## begin
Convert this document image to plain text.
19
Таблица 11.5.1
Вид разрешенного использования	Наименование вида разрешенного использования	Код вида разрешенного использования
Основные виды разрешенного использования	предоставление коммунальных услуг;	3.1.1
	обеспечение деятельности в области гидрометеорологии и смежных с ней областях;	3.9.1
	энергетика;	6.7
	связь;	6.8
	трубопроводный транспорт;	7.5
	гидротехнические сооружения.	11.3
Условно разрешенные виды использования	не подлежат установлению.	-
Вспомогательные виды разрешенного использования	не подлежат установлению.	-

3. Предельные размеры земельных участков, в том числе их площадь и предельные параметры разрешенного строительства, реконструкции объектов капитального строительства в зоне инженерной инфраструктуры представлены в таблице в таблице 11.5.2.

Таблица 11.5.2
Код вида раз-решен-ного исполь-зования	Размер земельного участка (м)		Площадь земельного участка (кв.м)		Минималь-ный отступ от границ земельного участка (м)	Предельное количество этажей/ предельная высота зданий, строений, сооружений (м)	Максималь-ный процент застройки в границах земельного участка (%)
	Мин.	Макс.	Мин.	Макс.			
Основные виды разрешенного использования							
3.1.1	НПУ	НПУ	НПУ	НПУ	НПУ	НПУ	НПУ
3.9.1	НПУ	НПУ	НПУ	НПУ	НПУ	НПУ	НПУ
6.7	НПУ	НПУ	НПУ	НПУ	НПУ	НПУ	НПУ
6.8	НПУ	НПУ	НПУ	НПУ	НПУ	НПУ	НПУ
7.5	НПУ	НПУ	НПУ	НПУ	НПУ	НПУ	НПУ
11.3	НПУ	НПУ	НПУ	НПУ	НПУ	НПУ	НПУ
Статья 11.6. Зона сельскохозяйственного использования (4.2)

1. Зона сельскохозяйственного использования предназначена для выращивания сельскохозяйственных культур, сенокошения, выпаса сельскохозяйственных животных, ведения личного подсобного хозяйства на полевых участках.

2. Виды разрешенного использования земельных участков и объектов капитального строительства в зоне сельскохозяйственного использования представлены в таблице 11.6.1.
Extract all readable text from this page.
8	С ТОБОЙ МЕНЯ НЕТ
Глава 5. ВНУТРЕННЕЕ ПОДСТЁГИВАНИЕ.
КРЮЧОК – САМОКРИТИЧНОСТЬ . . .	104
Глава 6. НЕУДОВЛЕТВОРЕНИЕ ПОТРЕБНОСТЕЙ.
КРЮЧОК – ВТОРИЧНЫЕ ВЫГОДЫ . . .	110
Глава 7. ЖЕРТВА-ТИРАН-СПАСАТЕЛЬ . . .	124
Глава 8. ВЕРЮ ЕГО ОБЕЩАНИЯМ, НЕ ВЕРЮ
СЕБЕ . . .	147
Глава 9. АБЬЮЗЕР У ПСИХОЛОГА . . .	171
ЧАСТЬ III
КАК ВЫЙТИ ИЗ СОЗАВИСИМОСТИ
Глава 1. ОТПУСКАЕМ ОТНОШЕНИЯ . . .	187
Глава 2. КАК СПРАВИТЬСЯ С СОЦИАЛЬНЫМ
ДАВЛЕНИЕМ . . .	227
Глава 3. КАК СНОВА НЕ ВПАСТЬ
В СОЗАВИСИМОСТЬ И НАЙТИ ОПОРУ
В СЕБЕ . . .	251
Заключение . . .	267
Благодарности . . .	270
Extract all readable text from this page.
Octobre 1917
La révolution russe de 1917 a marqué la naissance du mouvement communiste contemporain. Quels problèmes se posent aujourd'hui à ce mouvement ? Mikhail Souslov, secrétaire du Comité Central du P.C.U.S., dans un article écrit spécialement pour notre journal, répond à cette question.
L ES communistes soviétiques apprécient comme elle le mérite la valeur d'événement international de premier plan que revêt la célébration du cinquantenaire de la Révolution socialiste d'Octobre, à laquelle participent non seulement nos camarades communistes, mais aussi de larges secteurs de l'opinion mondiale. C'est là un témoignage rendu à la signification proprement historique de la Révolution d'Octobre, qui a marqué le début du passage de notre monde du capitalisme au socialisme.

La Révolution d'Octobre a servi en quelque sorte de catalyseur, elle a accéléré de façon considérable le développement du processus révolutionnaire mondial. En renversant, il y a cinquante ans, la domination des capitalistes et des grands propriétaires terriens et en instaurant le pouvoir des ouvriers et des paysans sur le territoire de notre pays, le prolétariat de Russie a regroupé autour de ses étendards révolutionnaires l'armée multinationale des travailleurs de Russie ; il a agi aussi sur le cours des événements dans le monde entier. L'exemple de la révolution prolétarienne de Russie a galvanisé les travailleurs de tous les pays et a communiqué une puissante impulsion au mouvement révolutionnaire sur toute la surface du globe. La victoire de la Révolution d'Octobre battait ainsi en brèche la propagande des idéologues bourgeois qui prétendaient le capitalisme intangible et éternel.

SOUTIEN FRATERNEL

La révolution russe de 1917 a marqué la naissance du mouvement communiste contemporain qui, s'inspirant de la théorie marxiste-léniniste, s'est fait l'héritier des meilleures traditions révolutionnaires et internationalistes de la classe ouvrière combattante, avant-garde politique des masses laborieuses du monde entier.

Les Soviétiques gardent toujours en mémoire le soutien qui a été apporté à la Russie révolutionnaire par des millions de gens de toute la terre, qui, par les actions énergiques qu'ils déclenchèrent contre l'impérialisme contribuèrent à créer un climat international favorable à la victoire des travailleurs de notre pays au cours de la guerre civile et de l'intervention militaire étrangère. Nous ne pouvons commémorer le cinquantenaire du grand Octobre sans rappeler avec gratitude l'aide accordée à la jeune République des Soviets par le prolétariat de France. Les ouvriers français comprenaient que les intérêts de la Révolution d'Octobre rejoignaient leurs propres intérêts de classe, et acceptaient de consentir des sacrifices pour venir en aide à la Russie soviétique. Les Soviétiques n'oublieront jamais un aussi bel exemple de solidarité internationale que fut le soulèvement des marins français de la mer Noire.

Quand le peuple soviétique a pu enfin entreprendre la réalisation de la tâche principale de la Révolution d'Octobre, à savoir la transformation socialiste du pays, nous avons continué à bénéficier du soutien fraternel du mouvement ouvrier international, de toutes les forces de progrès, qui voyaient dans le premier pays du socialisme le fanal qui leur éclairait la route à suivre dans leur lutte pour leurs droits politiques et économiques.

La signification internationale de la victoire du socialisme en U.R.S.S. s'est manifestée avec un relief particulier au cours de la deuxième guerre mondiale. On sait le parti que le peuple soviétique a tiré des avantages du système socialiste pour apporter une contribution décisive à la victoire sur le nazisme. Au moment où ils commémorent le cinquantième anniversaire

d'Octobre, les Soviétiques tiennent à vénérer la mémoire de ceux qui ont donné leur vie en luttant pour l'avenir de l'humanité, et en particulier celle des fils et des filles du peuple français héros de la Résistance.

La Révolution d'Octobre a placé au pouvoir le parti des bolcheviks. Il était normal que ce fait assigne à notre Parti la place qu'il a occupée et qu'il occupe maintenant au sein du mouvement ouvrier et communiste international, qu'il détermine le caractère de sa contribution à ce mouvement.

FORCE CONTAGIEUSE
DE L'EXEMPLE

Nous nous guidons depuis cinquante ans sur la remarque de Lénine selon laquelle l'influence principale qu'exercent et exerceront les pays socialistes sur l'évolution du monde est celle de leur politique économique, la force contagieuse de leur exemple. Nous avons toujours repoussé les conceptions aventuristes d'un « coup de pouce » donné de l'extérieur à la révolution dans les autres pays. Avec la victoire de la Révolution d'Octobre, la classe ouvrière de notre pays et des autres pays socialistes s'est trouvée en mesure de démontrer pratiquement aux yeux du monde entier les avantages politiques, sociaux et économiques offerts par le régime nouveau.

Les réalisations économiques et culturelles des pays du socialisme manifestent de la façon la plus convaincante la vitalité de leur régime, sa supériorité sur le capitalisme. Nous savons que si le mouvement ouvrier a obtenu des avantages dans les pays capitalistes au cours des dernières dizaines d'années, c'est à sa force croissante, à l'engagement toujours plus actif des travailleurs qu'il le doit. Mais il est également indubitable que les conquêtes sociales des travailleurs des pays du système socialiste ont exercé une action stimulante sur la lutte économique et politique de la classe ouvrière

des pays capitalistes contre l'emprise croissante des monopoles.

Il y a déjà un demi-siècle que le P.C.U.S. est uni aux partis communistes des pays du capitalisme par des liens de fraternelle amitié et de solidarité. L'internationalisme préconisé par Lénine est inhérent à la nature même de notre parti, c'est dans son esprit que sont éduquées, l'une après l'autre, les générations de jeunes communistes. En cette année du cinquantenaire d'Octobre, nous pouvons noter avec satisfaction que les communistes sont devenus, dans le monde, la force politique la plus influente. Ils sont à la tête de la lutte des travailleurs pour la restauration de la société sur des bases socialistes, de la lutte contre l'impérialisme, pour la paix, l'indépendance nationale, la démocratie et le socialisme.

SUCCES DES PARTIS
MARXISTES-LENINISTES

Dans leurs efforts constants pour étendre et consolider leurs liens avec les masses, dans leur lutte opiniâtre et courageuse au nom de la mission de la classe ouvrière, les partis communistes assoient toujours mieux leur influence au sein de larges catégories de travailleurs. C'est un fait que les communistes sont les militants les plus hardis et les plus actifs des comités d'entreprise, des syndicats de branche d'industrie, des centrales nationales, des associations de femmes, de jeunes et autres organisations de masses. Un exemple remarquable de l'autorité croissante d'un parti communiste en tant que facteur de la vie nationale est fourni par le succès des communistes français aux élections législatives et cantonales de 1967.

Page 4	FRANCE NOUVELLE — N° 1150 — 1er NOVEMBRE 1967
## end
_YOUR INSTRUCTIONS_. Copy every line in the listing above where the string "Основные" turns up.

_TASK ANSWER_.
Основные виды разрешенного использования	предоставление коммунальных услуг;	3.1.1
Основные виды разрешенного использования							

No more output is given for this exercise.